Copy out all the lines in the records that include the word "this".

Records from a collection of figures
******

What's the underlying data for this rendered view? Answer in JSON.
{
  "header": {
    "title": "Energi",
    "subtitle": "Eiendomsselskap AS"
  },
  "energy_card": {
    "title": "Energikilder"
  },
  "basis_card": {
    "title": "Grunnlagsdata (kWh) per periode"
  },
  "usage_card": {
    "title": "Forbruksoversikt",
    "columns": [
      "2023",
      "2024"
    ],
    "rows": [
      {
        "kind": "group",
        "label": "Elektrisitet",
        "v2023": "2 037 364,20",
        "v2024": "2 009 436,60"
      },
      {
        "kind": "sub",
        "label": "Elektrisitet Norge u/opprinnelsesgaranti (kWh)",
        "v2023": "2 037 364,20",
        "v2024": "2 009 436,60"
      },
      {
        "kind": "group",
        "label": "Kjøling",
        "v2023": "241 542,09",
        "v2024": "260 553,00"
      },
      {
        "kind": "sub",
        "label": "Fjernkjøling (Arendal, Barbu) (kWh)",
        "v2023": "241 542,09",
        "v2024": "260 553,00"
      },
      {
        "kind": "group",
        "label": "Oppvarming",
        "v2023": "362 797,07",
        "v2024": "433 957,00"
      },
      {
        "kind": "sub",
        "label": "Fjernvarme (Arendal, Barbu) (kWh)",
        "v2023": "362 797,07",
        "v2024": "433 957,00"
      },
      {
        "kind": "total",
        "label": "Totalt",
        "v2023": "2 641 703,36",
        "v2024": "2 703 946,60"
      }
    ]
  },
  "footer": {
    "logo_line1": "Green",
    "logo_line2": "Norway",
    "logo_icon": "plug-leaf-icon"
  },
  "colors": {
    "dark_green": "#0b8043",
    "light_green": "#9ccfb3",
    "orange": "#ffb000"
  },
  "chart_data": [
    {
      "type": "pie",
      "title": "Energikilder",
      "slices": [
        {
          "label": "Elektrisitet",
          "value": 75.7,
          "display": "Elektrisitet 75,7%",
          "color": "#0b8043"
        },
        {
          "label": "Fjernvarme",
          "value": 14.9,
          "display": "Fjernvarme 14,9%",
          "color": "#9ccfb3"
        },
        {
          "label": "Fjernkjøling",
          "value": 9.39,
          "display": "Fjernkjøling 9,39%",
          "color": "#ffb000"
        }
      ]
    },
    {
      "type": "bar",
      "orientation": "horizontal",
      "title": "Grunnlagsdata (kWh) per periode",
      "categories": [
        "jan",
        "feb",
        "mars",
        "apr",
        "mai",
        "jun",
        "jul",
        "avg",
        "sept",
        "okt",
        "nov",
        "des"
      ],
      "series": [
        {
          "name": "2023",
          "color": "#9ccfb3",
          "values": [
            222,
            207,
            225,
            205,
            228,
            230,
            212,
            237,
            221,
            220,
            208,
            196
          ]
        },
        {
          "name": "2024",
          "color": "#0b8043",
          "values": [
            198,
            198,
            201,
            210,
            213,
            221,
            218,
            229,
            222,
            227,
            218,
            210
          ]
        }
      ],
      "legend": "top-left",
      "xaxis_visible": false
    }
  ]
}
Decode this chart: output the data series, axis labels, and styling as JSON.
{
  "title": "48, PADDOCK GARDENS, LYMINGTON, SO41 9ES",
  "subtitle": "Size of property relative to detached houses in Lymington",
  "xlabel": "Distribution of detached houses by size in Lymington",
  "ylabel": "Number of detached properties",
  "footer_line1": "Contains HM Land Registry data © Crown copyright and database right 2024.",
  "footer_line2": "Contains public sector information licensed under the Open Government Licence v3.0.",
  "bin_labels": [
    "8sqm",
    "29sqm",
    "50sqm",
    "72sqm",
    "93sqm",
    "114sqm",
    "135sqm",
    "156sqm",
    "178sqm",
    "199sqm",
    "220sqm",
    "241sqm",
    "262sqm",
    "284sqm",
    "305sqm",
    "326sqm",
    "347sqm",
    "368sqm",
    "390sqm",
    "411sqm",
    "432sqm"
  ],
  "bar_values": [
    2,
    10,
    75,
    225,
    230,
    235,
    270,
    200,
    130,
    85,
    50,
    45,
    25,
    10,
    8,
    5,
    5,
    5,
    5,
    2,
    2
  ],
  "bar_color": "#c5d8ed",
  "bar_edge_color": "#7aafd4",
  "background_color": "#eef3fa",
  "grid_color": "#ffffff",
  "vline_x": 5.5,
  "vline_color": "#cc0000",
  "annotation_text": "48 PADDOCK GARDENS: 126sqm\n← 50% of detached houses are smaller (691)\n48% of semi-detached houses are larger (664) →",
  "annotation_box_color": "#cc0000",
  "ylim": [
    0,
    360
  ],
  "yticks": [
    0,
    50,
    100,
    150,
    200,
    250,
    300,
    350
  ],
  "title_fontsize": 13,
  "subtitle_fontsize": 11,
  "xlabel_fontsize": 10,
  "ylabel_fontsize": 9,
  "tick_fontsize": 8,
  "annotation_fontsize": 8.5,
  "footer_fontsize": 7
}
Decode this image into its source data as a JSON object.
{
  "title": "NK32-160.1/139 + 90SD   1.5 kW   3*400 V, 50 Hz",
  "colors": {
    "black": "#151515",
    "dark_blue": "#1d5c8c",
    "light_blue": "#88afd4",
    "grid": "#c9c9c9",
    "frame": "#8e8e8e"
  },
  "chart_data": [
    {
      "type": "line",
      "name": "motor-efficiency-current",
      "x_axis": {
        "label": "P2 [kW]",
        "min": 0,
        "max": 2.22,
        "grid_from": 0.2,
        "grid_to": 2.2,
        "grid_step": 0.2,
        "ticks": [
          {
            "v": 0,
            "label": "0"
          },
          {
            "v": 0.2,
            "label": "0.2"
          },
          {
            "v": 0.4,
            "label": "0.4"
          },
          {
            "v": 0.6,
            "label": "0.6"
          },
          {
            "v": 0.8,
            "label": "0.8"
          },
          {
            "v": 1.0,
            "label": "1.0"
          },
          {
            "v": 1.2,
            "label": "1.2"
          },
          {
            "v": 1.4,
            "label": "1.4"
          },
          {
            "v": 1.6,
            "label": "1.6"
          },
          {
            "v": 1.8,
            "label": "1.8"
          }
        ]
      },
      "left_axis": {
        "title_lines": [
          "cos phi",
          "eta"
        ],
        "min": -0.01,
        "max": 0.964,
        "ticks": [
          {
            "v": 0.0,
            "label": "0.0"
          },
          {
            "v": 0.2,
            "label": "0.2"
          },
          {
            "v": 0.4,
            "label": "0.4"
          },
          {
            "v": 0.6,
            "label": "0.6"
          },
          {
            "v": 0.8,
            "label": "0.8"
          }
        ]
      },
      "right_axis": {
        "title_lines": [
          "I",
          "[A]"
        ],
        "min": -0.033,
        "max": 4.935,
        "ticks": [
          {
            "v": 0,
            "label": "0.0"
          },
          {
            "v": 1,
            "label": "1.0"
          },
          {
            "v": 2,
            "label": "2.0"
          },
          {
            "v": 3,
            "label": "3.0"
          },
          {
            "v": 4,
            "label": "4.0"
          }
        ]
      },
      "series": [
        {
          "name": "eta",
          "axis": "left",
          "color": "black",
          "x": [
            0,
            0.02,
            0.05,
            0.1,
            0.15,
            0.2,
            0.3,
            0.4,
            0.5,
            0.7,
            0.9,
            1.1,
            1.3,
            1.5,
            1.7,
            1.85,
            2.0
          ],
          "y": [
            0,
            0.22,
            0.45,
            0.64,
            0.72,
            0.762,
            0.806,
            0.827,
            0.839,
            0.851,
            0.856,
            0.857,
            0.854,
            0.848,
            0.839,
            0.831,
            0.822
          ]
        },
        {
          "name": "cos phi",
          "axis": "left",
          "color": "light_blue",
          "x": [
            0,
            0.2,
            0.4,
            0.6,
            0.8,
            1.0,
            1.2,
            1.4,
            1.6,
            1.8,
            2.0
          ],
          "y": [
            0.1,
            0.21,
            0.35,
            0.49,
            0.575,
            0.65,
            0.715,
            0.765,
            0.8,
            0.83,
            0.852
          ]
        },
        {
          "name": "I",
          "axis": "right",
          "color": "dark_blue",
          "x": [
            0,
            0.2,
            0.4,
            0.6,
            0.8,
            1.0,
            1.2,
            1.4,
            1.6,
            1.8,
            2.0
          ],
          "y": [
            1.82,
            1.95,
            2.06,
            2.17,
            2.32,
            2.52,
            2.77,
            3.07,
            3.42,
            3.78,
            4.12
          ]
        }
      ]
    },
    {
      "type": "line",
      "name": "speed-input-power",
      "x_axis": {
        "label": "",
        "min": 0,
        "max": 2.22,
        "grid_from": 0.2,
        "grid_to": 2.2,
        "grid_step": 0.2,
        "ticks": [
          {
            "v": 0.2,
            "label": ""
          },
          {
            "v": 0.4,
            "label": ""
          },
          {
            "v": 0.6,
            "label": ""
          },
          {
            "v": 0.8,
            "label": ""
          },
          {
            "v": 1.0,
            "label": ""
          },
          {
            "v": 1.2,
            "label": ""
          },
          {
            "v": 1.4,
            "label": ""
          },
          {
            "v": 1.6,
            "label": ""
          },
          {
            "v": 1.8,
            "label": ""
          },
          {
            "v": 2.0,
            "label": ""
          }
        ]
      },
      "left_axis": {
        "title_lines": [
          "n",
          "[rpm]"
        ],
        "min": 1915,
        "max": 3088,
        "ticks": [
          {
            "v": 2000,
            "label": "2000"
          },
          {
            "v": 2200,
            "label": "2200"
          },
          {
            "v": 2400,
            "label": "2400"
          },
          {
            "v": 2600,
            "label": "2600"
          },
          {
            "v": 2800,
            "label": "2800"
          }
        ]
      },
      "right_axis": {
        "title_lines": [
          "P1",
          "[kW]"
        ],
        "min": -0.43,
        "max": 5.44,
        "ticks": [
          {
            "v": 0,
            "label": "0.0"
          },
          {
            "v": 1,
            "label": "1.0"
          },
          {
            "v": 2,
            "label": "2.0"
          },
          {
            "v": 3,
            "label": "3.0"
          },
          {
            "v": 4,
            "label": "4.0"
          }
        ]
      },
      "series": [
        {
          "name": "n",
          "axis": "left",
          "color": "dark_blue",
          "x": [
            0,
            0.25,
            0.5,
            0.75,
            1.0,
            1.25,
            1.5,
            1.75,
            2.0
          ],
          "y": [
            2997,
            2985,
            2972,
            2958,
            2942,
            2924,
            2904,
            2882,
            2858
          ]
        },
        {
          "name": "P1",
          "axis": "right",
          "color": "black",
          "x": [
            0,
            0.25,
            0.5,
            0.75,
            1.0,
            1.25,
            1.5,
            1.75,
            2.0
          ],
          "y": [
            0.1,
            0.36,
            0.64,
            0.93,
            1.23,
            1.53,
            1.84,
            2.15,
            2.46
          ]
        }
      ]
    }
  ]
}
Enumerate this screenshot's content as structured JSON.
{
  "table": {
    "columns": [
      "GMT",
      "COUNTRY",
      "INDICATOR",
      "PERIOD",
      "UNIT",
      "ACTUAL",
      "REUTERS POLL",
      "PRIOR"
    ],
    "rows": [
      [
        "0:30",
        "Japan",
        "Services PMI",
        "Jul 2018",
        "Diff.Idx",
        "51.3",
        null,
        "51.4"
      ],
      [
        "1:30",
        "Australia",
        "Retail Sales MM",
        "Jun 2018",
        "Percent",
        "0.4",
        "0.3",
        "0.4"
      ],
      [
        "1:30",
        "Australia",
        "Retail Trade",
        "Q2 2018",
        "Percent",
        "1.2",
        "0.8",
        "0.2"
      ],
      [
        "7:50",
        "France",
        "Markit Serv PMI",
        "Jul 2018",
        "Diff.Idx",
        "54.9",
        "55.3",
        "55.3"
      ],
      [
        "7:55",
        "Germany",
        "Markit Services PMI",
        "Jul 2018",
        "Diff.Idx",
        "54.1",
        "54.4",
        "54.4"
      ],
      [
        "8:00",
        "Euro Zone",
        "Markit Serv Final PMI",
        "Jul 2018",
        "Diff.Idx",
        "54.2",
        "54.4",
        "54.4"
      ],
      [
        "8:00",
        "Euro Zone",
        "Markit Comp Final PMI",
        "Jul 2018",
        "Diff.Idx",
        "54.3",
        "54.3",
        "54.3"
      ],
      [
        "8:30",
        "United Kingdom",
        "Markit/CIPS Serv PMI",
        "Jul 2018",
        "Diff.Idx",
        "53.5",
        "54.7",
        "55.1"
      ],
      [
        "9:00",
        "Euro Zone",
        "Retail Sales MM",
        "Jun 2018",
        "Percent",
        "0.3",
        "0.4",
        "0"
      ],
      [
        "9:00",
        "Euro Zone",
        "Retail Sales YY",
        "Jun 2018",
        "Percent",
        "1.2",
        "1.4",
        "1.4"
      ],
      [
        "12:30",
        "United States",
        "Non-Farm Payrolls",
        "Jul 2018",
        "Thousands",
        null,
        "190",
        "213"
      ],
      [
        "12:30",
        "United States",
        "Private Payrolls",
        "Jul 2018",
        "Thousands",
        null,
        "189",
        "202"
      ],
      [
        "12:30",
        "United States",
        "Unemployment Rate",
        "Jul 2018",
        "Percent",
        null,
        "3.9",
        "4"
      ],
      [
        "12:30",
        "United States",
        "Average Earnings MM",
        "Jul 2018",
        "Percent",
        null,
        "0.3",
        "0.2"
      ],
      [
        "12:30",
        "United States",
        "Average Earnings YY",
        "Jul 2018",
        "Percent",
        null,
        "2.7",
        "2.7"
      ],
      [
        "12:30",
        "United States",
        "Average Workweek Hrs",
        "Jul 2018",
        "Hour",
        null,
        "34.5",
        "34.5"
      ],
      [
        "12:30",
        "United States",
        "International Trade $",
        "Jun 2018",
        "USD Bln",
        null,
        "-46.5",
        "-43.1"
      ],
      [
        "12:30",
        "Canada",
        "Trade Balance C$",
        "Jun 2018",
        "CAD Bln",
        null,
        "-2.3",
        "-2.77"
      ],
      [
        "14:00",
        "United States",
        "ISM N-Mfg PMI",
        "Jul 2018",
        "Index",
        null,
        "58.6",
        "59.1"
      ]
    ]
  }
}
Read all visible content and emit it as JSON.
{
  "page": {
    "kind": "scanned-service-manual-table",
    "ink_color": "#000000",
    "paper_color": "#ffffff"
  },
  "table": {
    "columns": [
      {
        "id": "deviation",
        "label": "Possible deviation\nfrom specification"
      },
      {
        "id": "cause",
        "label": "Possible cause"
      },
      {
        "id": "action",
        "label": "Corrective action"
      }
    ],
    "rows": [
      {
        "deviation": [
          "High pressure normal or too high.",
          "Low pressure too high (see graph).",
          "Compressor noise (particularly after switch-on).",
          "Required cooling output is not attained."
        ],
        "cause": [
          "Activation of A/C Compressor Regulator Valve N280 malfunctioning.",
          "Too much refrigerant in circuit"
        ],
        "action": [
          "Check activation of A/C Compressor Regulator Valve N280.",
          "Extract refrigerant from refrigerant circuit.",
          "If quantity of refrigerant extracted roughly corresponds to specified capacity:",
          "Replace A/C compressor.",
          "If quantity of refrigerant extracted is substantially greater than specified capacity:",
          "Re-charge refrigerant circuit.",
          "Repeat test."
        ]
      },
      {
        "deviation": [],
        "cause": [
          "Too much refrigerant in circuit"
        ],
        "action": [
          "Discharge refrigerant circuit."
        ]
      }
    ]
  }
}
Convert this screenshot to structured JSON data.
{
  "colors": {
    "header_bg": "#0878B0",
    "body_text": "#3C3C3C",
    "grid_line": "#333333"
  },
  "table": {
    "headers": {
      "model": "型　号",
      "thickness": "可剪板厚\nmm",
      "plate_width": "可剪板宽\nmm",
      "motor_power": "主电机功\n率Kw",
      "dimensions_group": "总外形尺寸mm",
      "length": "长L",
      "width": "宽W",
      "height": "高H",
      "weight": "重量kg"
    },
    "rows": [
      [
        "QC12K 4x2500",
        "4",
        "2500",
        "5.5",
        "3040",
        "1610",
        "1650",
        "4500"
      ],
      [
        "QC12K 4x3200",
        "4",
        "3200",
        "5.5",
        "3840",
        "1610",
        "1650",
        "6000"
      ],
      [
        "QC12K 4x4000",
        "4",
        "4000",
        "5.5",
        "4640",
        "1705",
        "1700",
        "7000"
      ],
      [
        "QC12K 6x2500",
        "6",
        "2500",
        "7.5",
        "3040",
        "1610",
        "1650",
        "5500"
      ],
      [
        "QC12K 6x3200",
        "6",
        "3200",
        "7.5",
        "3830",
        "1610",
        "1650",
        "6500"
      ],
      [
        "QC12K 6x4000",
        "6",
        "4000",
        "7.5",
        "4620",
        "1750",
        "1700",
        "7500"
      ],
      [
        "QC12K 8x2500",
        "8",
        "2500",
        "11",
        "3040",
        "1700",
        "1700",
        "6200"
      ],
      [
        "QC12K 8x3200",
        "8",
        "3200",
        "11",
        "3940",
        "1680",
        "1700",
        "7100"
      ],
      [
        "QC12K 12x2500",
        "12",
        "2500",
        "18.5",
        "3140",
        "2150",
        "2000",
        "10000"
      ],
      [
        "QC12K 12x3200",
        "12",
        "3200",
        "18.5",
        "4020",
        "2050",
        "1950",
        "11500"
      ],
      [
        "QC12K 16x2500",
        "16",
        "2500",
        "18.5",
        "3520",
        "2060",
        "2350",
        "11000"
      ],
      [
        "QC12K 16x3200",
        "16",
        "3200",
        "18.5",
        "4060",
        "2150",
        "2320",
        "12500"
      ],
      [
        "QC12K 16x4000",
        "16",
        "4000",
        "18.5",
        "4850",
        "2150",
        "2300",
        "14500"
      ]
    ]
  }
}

******

» THE COMPLETED TASK
What's the underlying data for this rendered view? Answer in JSON.
Decode this chart: output the data series, axis labels, and styling as JSON.
Decode this image into its source data as a JSON object.
Enumerate this screenshot's content as structured JSON.
Convert this screenshot to structured JSON data.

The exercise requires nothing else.